TASK OBJECTIVE. Locate each line with the string "дата" in the listing below and copy it.

[Data entries]
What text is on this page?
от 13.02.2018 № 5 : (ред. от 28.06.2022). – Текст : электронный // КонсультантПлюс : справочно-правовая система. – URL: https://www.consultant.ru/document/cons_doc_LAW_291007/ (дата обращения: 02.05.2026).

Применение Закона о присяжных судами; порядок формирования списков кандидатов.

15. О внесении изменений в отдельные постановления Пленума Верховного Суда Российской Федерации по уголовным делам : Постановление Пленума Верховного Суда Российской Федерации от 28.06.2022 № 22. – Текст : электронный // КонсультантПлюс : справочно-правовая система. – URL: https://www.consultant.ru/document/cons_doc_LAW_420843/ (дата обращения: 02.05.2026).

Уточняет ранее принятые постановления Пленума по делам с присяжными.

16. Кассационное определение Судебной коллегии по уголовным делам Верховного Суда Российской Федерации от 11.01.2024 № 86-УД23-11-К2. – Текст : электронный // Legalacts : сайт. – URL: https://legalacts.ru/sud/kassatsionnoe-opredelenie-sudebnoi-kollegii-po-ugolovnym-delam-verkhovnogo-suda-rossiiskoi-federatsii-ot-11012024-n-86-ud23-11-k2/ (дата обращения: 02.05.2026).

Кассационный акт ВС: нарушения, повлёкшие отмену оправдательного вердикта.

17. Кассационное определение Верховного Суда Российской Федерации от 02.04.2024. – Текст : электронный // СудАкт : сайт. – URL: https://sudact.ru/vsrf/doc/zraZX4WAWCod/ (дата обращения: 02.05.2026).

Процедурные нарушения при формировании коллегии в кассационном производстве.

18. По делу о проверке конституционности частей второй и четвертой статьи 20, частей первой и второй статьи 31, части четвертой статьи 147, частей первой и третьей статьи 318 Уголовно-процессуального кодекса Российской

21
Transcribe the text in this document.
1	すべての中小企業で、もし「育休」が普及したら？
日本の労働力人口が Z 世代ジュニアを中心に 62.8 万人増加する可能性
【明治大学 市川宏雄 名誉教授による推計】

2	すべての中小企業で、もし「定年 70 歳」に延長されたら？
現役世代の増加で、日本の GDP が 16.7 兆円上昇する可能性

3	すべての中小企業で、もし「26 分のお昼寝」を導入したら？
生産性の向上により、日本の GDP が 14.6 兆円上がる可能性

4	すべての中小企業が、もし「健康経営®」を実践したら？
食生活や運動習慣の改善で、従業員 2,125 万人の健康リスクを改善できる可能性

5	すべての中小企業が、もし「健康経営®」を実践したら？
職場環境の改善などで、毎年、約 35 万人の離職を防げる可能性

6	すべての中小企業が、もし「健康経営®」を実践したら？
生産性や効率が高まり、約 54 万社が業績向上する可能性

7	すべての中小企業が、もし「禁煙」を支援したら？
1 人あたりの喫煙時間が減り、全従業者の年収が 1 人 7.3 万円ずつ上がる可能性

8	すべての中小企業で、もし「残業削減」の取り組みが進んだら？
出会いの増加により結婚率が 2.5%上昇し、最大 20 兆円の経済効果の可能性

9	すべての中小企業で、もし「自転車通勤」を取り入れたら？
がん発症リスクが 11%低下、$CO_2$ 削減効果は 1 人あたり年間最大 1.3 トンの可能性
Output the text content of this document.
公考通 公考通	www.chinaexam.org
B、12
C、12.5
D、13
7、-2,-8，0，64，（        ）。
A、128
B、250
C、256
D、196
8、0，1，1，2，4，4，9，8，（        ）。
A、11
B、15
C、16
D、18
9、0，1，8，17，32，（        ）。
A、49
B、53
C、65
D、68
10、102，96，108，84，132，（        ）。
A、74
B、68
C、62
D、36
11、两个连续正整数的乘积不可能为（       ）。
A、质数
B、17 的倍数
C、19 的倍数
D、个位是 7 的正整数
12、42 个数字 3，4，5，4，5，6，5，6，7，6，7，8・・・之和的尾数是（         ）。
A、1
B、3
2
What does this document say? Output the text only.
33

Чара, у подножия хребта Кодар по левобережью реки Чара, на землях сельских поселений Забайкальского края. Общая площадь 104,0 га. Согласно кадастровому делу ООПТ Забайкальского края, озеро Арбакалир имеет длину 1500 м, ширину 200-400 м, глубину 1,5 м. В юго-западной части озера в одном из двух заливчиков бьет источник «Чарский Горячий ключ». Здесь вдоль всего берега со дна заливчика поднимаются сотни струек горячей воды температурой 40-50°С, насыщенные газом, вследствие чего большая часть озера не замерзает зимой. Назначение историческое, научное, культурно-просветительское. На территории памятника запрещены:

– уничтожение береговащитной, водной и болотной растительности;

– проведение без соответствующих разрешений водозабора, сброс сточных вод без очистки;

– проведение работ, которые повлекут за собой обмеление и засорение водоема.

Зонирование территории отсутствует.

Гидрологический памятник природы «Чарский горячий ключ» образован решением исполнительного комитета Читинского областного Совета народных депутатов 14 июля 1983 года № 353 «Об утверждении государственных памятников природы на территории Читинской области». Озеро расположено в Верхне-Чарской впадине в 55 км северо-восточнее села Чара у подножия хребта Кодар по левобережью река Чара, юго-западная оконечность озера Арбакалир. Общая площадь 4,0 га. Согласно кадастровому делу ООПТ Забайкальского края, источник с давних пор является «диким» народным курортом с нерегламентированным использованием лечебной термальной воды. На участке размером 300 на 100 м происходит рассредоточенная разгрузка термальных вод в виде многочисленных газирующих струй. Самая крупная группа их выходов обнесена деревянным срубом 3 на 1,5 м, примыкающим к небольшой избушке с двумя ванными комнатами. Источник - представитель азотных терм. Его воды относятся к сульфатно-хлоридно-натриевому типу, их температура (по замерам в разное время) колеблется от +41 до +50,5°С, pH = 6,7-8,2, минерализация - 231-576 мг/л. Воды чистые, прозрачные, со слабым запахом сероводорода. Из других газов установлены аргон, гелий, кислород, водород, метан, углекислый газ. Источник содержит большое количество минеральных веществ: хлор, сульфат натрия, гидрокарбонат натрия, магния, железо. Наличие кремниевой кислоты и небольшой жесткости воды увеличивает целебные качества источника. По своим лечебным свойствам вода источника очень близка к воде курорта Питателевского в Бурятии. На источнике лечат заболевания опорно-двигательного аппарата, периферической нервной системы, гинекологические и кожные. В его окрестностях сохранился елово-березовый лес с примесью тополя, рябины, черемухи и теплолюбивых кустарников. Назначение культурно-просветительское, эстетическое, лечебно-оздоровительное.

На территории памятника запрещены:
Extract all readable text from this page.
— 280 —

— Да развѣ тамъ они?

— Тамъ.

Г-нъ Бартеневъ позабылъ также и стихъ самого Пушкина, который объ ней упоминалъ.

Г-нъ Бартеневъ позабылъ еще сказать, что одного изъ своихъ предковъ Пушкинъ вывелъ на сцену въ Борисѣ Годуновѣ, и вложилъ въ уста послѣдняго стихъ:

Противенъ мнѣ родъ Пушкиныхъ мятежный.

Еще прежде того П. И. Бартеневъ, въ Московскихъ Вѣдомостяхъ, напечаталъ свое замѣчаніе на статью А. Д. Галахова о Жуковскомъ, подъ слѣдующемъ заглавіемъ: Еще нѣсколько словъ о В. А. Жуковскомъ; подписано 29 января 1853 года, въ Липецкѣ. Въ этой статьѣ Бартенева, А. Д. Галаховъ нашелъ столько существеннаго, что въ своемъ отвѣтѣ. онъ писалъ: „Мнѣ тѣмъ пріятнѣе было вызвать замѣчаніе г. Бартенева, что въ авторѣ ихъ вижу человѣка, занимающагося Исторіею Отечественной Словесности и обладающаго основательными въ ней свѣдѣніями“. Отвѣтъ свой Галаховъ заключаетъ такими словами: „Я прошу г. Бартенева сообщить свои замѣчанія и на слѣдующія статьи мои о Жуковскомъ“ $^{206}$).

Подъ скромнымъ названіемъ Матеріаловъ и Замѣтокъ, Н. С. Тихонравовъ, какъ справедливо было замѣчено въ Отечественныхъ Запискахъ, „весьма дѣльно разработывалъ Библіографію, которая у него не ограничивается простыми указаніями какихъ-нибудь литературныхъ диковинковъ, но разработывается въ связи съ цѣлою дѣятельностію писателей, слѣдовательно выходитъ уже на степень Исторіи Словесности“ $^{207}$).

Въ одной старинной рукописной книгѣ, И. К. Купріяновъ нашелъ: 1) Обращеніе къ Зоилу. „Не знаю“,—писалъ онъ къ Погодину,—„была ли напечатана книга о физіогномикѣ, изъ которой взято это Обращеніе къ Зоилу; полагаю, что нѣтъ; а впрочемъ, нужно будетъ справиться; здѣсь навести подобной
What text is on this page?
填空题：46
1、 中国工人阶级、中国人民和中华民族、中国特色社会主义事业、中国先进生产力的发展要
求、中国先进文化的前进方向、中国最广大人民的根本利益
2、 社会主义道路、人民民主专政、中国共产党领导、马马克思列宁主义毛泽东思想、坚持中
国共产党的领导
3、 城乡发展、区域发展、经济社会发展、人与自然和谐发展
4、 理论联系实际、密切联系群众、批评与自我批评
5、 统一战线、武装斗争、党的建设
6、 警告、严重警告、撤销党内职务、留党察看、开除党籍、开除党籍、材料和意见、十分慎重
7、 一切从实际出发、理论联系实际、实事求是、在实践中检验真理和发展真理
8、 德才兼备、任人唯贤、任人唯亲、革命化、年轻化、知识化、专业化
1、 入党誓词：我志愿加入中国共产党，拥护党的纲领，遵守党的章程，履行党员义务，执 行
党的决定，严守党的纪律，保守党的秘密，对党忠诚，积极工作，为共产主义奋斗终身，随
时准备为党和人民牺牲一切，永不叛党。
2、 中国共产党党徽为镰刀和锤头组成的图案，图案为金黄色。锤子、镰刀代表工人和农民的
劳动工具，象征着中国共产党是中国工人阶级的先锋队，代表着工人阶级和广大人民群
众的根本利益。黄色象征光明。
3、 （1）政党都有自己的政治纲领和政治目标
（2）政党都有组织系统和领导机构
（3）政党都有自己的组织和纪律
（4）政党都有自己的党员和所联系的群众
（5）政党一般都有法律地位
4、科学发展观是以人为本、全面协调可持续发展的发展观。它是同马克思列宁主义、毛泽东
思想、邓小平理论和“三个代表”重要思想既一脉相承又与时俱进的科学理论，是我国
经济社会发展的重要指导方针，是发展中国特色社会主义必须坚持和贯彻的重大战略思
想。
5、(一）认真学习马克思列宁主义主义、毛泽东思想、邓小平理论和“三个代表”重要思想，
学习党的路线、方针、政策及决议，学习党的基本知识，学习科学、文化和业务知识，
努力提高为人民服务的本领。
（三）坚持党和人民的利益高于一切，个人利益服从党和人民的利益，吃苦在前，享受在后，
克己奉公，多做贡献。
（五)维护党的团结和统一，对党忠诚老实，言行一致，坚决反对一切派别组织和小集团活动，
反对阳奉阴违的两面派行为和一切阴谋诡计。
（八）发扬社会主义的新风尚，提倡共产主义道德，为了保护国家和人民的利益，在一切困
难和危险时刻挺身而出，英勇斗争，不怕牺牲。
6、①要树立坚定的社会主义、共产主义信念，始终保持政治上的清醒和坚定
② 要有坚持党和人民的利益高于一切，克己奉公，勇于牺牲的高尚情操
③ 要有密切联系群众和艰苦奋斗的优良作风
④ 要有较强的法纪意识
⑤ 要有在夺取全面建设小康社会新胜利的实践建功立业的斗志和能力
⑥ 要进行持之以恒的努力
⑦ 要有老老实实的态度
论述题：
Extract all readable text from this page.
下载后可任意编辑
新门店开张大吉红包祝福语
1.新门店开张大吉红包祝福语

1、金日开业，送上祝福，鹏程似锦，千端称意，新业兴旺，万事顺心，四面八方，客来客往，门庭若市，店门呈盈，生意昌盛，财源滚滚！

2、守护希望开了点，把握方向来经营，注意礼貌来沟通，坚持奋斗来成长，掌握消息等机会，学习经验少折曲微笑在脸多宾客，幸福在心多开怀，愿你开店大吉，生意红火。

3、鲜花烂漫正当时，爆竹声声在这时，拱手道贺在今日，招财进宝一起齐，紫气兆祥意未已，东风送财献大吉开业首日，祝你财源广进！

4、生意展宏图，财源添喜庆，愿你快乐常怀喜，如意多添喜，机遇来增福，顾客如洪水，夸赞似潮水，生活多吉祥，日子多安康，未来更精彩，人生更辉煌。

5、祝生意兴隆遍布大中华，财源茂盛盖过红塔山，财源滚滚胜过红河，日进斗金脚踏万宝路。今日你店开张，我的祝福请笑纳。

FULL ANSWER.
от 13.02.2018 № 5 : (ред. от 28.06.2022). – Текст : электронный // КонсультантПлюс : справочно-правовая система. – URL: https://www.consultant.ru/document/cons_doc_LAW_291007/ (дата обращения: 02.05.2026).
15. О внесении изменений в отдельные постановления Пленума Верховного Суда Российской Федерации по уголовным делам : Постановление Пленума Верховного Суда Российской Федерации от 28.06.2022 № 22. – Текст : электронный // КонсультантПлюс : справочно-правовая система. – URL: https://www.consultant.ru/document/cons_doc_LAW_420843/ (дата обращения: 02.05.2026).
16. Кассационное определение Судебной коллегии по уголовным делам Верховного Суда Российской Федерации от 11.01.2024 № 86-УД23-11-К2. – Текст : электронный // Legalacts : сайт. – URL: https://legalacts.ru/sud/kassatsionnoe-opredelenie-sudebnoi-kollegii-po-ugolovnym-delam-verkhovnogo-suda-rossiiskoi-federatsii-ot-11012024-n-86-ud23-11-k2/ (дата обращения: 02.05.2026).
17. Кассационное определение Верховного Суда Российской Федерации от 02.04.2024. – Текст : электронный // СудАкт : сайт. – URL: https://sudact.ru/vsrf/doc/zraZX4WAWCod/ (дата обращения: 02.05.2026).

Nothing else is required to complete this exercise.